━━━ Support de travail ━━━

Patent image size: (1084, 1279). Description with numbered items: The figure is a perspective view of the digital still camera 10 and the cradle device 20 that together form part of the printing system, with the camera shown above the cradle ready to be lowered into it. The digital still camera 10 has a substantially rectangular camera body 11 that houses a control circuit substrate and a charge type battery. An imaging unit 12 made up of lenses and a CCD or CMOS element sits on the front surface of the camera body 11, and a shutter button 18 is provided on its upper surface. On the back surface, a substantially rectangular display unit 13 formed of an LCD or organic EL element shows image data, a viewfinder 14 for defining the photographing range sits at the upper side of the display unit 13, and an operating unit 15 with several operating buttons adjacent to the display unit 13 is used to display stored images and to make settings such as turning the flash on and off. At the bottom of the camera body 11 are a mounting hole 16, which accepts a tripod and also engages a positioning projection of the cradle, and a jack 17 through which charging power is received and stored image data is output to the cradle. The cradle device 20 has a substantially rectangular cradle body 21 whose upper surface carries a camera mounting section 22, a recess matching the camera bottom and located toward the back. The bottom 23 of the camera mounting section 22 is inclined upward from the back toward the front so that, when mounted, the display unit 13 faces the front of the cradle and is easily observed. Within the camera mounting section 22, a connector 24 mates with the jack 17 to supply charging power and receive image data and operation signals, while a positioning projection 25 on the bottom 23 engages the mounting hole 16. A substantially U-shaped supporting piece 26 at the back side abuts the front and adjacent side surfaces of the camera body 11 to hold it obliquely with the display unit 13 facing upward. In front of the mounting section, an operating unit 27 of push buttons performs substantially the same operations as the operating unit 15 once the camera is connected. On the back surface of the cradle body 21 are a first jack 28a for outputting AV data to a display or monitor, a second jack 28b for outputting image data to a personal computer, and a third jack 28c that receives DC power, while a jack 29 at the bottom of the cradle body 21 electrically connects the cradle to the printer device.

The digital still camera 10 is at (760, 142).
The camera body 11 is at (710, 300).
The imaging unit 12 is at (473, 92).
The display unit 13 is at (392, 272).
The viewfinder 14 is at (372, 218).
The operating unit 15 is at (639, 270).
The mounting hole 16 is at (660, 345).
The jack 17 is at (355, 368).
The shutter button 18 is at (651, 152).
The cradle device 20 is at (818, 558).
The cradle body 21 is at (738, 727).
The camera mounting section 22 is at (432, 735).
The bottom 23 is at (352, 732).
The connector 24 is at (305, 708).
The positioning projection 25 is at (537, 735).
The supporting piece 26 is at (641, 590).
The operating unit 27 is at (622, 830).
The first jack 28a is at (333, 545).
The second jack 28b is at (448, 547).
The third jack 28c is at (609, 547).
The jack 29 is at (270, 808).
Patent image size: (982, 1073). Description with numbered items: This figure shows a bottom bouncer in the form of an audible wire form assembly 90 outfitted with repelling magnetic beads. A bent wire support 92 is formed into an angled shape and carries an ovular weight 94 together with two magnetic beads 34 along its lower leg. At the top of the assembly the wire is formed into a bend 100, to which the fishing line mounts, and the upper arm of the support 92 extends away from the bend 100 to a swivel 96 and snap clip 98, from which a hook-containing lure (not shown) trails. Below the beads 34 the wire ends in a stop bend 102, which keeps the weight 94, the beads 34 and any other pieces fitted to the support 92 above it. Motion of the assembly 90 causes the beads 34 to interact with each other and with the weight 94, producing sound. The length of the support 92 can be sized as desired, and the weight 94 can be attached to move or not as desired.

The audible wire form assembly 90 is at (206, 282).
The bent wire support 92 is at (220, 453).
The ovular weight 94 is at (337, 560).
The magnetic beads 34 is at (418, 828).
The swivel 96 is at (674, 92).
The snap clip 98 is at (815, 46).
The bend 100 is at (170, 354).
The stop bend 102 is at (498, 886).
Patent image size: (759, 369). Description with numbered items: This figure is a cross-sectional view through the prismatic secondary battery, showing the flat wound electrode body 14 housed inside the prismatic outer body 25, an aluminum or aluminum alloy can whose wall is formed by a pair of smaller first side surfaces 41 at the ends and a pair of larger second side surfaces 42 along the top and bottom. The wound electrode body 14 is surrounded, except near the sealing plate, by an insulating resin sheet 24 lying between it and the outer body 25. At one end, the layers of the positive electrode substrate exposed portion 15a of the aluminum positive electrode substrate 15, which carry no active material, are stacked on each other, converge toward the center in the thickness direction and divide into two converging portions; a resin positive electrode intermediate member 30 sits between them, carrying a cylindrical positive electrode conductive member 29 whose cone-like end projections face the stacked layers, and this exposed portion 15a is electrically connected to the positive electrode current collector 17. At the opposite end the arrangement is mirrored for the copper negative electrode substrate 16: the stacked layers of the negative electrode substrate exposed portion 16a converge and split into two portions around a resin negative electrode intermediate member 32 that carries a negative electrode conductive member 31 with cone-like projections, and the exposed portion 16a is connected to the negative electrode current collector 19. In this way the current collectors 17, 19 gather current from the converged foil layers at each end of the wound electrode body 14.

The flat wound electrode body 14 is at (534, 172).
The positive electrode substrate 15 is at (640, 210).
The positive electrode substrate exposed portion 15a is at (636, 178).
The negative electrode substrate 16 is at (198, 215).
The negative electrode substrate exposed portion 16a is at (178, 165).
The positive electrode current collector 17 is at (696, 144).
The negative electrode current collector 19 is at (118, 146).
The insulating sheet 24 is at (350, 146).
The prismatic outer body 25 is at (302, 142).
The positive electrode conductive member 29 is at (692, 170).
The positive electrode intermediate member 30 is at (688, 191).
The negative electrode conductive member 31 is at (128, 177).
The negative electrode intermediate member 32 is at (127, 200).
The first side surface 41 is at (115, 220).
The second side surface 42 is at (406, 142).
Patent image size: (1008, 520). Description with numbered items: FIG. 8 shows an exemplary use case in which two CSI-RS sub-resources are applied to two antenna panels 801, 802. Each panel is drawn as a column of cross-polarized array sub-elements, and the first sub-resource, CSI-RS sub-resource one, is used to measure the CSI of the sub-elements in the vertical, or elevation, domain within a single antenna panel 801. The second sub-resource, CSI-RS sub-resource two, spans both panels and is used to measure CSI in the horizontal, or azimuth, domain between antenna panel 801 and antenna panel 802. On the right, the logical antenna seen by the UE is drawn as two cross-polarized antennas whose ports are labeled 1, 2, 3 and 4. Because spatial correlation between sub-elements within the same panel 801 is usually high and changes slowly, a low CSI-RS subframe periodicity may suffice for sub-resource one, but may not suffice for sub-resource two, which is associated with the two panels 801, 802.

━━━

Consigne:
Mettez sous forme de liste JSON de chaînes, à raison d'une chaîne par ligne, les lignes allant de celle qui contient « Patent image size: (759, 369). » à celle qui contient « The positive electrode intermediate », ces deux lignes comprises. Omettez les lignes vides.

Résultat:
[
  "Patent image size: (759, 369). Description with numbered items: This figure is a cross-sectional view through the prismatic secondary battery, showing the flat wound electrode body 14 housed inside the prismatic outer body 25, an aluminum or aluminum alloy can whose wall is formed by a pair of smaller first side surfaces 41 at the ends and a pair of larger second side surfaces 42 along the top and bottom. The wound electrode body 14 is surrounded, except near the sealing plate, by an insulating resin sheet 24 lying between it and the outer body 25. At one end, the layers of the positive electrode substrate exposed portion 15a of the aluminum positive electrode substrate 15, which carry no active material, are stacked on each other, converge toward the center in the thickness direction and divide into two converging portions; a resin positive electrode intermediate member 30 sits between them, carrying a cylindrical positive electrode conductive member 29 whose cone-like end projections face the stacked layers, and this exposed portion 15a is electrically connected to the positive electrode current collector 17. At the opposite end the arrangement is mirrored for the copper negative electrode substrate 16: the stacked layers of the negative electrode substrate exposed portion 16a converge and split into two portions around a resin negative electrode intermediate member 32 that carries a negative electrode conductive member 31 with cone-like projections, and the exposed portion 16a is connected to the negative electrode current collector 19. In this way the current collectors 17, 19 gather current from the converged foil layers at each end of the wound electrode body 14.",
  "The flat wound electrode body 14 is at (534, 172).",
  "The positive electrode substrate 15 is at (640, 210).",
  "The positive electrode substrate exposed portion 15a is at (636, 178).",
  "The negative electrode substrate 16 is at (198, 215).",
  "The negative electrode substrate exposed portion 16a is at (178, 165).",
  "The positive electrode current collector 17 is at (696, 144).",
  "The negative electrode current collector 19 is at (118, 146).",
  "The insulating sheet 24 is at (350, 146).",
  "The prismatic outer body 25 is at (302, 142).",
  "The positive electrode conductive member 29 is at (692, 170).",
  "The positive electrode intermediate member 30 is at (688, 191)."
]